Goal
Pick out each line of the records that includes the string "Norm", and copy it.

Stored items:
____

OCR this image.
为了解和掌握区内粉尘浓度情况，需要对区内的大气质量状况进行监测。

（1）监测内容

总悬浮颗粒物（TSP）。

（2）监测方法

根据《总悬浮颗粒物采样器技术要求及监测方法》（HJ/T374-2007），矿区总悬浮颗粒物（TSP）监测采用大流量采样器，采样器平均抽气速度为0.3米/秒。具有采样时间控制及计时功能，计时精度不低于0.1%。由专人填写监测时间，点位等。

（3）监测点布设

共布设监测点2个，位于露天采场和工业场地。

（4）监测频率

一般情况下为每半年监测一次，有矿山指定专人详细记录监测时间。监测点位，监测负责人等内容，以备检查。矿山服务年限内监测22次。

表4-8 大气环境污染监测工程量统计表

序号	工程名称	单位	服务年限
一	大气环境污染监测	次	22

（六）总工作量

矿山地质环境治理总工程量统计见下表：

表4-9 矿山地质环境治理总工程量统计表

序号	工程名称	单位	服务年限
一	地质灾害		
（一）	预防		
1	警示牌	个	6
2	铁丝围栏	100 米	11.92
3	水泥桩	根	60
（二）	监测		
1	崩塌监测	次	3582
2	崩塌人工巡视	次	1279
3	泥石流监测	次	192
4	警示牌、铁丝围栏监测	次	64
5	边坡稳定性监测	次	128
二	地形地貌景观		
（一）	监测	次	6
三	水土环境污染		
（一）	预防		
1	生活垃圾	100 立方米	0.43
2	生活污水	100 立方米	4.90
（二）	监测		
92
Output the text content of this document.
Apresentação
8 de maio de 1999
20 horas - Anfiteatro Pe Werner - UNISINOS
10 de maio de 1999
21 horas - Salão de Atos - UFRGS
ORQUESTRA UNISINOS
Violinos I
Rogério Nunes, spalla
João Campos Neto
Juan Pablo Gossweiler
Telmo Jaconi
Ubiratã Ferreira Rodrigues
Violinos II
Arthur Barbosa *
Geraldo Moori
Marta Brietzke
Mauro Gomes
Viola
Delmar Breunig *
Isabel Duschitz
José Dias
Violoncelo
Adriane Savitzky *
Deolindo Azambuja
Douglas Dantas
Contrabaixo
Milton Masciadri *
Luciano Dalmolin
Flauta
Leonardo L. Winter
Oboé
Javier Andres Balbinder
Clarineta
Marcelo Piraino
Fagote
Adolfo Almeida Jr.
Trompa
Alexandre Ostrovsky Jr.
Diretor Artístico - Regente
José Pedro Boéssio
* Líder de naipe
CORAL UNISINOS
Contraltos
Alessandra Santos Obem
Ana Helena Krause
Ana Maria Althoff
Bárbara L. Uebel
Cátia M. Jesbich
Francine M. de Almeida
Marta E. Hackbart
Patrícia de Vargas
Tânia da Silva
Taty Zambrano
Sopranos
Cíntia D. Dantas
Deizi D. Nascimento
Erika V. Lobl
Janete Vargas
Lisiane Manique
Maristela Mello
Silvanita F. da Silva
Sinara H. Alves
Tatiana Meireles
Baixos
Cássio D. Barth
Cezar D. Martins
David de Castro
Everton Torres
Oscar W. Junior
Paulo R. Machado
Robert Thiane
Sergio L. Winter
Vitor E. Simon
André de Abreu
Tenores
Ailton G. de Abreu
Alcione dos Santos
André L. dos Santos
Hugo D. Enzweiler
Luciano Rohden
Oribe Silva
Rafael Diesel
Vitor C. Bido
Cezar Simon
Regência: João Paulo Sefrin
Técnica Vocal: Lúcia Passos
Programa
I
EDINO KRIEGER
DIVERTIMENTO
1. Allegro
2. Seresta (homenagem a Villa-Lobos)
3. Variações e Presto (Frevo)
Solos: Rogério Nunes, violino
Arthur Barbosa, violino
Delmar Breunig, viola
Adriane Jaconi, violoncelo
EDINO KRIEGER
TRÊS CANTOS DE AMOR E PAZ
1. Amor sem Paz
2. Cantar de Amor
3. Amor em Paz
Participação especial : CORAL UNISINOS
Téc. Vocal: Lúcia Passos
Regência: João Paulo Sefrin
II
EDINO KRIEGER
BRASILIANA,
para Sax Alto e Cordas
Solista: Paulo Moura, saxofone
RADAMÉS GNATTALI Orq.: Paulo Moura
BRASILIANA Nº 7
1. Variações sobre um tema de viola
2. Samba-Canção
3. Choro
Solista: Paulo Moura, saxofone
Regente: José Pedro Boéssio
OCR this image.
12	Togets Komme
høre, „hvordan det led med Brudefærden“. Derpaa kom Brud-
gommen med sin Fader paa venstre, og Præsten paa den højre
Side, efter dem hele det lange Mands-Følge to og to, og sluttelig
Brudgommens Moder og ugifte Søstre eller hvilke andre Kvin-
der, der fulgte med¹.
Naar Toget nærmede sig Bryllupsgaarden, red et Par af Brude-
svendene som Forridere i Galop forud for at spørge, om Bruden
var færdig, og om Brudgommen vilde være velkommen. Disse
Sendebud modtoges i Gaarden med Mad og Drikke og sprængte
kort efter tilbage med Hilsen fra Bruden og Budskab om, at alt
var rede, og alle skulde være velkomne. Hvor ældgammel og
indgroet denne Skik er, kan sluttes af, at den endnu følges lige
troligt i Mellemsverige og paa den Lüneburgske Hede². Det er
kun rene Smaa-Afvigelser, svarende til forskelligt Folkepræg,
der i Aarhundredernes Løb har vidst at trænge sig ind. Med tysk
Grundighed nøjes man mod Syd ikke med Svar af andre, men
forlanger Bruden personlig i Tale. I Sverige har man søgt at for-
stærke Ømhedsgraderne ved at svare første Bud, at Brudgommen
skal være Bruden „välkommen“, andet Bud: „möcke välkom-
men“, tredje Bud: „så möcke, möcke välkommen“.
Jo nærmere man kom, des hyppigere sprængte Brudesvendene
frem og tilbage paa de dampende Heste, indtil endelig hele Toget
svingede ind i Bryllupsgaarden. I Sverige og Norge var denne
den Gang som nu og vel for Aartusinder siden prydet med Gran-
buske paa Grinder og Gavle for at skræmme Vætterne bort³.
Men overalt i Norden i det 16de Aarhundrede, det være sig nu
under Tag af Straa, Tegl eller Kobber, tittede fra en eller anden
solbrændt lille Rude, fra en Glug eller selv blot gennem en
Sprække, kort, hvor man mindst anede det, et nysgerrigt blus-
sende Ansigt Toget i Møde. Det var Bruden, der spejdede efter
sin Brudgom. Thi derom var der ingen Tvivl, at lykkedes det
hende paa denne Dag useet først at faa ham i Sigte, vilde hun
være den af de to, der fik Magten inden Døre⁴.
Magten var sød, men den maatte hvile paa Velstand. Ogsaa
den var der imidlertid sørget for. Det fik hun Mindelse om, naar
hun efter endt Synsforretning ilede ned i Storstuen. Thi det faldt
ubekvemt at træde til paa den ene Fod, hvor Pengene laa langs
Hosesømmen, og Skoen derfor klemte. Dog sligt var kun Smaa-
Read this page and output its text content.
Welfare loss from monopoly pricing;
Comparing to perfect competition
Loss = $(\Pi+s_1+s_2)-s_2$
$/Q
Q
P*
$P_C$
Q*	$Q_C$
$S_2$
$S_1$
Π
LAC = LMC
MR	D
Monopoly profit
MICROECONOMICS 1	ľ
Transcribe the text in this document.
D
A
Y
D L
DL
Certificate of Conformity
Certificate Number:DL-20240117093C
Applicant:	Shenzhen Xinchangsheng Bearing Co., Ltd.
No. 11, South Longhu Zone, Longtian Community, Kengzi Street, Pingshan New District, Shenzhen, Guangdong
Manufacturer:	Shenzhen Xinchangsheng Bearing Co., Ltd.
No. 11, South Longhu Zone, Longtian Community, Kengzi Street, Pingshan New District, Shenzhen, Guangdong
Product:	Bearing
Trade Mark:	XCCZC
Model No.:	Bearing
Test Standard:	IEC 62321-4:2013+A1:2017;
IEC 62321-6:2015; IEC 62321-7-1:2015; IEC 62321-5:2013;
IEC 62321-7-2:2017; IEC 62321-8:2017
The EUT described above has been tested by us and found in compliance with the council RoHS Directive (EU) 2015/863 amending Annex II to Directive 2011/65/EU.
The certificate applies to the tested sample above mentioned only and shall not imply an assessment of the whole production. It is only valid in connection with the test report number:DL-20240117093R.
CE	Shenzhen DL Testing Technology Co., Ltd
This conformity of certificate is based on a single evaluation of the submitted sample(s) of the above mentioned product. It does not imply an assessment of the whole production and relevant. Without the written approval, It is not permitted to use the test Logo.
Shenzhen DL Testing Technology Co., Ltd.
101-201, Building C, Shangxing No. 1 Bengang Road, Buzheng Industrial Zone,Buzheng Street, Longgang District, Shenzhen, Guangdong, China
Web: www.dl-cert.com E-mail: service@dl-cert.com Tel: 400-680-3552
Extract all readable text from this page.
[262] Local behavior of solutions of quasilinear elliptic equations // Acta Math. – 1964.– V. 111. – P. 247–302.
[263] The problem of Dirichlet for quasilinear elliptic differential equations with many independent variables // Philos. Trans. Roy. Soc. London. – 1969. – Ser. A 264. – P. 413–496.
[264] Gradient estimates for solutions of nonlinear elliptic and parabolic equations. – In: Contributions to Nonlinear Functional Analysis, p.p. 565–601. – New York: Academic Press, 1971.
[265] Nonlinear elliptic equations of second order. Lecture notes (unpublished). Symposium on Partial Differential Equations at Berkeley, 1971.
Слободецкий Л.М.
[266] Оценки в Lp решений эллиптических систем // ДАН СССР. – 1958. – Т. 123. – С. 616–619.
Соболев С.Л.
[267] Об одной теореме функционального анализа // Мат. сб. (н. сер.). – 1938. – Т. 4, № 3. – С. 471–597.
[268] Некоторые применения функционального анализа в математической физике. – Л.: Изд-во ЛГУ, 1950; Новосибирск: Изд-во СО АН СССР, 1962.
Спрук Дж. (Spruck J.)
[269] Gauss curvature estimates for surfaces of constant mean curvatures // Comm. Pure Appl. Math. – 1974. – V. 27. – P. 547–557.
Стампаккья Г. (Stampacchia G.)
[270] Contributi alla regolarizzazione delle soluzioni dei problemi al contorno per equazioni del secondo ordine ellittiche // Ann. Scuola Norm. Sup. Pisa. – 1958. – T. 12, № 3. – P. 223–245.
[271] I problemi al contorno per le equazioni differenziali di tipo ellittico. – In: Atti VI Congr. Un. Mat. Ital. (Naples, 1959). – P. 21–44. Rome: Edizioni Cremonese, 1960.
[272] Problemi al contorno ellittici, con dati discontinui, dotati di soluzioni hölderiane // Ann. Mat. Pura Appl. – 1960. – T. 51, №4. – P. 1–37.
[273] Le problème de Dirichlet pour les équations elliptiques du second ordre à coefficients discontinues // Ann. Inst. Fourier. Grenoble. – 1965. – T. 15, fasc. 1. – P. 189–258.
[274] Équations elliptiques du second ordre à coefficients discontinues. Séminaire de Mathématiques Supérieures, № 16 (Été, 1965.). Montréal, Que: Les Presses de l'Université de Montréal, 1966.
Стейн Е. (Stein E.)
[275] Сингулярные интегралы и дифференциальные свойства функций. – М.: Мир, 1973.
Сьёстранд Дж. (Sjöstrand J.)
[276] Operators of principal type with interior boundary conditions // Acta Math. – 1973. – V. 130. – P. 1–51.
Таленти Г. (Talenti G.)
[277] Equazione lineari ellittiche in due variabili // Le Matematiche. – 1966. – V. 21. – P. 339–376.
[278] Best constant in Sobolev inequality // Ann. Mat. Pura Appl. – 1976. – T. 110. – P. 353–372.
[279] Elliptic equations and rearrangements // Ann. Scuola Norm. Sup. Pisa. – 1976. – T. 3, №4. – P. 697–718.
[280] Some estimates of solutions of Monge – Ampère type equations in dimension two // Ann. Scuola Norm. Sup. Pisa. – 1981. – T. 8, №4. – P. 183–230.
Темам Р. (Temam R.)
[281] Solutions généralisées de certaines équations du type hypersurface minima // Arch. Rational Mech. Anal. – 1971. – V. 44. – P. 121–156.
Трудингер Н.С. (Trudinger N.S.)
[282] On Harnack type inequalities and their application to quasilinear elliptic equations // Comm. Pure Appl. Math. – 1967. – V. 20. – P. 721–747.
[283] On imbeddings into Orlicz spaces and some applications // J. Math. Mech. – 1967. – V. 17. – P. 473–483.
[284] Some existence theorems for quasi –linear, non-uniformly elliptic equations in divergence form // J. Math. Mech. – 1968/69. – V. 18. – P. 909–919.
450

____

Exercise output
[270] Contributi alla regolarizzazione delle soluzioni dei problemi al contorno per equazioni del secondo ordine ellittiche // Ann. Scuola Norm. Sup. Pisa. – 1958. – T. 12, № 3. – P. 223–245.
[279] Elliptic equations and rearrangements // Ann. Scuola Norm. Sup. Pisa. – 1976. – T. 3, №4. – P. 697–718.
[280] Some estimates of solutions of Monge – Ampère type equations in dimension two // Ann. Scuola Norm. Sup. Pisa. – 1981. – T. 8, №4. – P. 183–230.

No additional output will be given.